Start Data records
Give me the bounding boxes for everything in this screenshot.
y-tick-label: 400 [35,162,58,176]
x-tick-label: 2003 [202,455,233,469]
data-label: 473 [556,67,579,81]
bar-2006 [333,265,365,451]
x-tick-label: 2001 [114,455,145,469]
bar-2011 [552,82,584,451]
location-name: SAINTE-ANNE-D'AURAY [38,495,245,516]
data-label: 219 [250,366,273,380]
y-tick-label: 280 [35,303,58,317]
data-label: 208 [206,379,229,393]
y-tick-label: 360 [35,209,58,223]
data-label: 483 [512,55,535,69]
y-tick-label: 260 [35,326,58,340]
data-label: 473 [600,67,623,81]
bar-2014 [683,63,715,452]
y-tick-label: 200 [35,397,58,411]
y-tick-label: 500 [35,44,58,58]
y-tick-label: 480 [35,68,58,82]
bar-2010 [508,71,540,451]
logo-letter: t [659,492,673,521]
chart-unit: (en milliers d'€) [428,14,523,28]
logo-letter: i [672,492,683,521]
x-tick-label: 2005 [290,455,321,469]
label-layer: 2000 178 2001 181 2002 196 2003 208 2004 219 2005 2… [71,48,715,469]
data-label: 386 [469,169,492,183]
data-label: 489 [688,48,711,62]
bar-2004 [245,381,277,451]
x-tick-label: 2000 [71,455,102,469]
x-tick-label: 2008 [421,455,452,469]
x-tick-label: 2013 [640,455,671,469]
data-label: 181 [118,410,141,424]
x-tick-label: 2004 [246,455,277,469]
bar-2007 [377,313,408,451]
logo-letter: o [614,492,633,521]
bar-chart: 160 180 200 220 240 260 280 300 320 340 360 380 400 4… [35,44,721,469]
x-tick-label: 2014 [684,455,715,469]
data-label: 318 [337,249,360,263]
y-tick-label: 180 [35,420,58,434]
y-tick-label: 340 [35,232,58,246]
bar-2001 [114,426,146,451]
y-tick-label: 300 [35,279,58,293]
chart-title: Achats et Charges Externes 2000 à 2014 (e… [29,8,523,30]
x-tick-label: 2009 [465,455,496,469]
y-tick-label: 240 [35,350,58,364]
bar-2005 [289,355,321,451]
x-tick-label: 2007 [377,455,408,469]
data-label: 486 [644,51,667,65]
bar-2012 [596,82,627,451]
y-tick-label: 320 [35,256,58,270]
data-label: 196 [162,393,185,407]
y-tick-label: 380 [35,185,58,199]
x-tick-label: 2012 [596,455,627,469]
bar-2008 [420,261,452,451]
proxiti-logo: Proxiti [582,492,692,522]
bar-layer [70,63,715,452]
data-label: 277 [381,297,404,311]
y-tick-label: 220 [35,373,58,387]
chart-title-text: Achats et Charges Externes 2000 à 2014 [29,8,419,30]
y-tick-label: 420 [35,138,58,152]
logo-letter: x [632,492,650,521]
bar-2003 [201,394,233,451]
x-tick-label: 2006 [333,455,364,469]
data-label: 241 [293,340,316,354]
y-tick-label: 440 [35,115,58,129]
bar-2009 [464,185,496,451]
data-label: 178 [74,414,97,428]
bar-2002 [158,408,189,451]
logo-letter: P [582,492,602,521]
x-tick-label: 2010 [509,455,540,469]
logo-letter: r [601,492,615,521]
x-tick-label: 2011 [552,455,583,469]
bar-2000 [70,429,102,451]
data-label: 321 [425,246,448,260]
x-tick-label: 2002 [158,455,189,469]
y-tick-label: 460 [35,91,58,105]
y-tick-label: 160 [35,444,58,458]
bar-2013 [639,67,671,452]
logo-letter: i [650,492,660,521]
End Data records
» Written request
Reproduce every item above verbatim, line by line, without changing a character.

» Task answer
Give me the bounding boxes for everything in this screenshot.
y-tick-label: 400 [35,162,58,176]
x-tick-label: 2003 [202,455,233,469]
data-label: 473 [556,67,579,81]
bar-2006 [333,265,365,451]
x-tick-label: 2001 [114,455,145,469]
bar-2011 [552,82,584,451]
location-name: SAINTE-ANNE-D'AURAY [38,495,245,516]
data-label: 219 [250,366,273,380]
y-tick-label: 280 [35,303,58,317]
data-label: 208 [206,379,229,393]
y-tick-label: 360 [35,209,58,223]
data-label: 483 [512,55,535,69]
y-tick-label: 260 [35,326,58,340]
data-label: 473 [600,67,623,81]
bar-2014 [683,63,715,452]
y-tick-label: 200 [35,397,58,411]
y-tick-label: 500 [35,44,58,58]
y-tick-label: 480 [35,68,58,82]
bar-2010 [508,71,540,451]
logo-letter: t [659,492,673,521]
chart-unit: (en milliers d'€) [428,14,523,28]
logo-letter: i [672,492,683,521]
x-tick-label: 2005 [290,455,321,469]
label-layer: 2000 178 2001 181 2002 196 2003 208 2004 219 2005 2… [71,48,715,469]
data-label: 386 [469,169,492,183]
data-label: 489 [688,48,711,62]
bar-2004 [245,381,277,451]
x-tick-label: 2000 [71,455,102,469]
x-tick-label: 2008 [421,455,452,469]
x-tick-label: 2013 [640,455,671,469]
data-label: 181 [118,410,141,424]
x-tick-label: 2004 [246,455,277,469]
bar-2007 [377,313,408,451]
logo-letter: o [614,492,633,521]
bar-chart: 160 180 200 220 240 260 280 300 320 340 360 380 400 4… [35,44,721,469]
x-tick-label: 2014 [684,455,715,469]
data-label: 318 [337,249,360,263]
y-tick-label: 180 [35,420,58,434]
y-tick-label: 340 [35,232,58,246]
bar-2001 [114,426,146,451]
y-tick-label: 300 [35,279,58,293]
chart-title: Achats et Charges Externes 2000 à 2014 (e… [29,8,523,30]
x-tick-label: 2009 [465,455,496,469]
y-tick-label: 240 [35,350,58,364]
bar-2005 [289,355,321,451]
x-tick-label: 2007 [377,455,408,469]
data-label: 486 [644,51,667,65]
bar-2012 [596,82,627,451]
y-tick-label: 320 [35,256,58,270]
data-label: 196 [162,393,185,407]
y-tick-label: 380 [35,185,58,199]
x-tick-label: 2012 [596,455,627,469]
bar-2008 [420,261,452,451]
proxiti-logo: Proxiti [582,492,692,522]
bar-layer [70,63,715,452]
data-label: 277 [381,297,404,311]
y-tick-label: 220 [35,373,58,387]
chart-title-text: Achats et Charges Externes 2000 à 2014 [29,8,419,30]
y-tick-label: 420 [35,138,58,152]
logo-letter: x [632,492,650,521]
bar-2003 [201,394,233,451]
x-tick-label: 2006 [333,455,364,469]
data-label: 241 [293,340,316,354]
y-tick-label: 440 [35,115,58,129]
bar-2009 [464,185,496,451]
data-label: 178 [74,414,97,428]
bar-2002 [158,408,189,451]
logo-letter: P [582,492,602,521]
x-tick-label: 2010 [509,455,540,469]
logo-letter: r [601,492,615,521]
x-tick-label: 2011 [552,455,583,469]
bar-2000 [70,429,102,451]
data-label: 321 [425,246,448,260]
x-tick-label: 2002 [158,455,189,469]
y-tick-label: 460 [35,91,58,105]
y-tick-label: 160 [35,444,58,458]
bar-2013 [639,67,671,452]
logo-letter: i [650,492,660,521]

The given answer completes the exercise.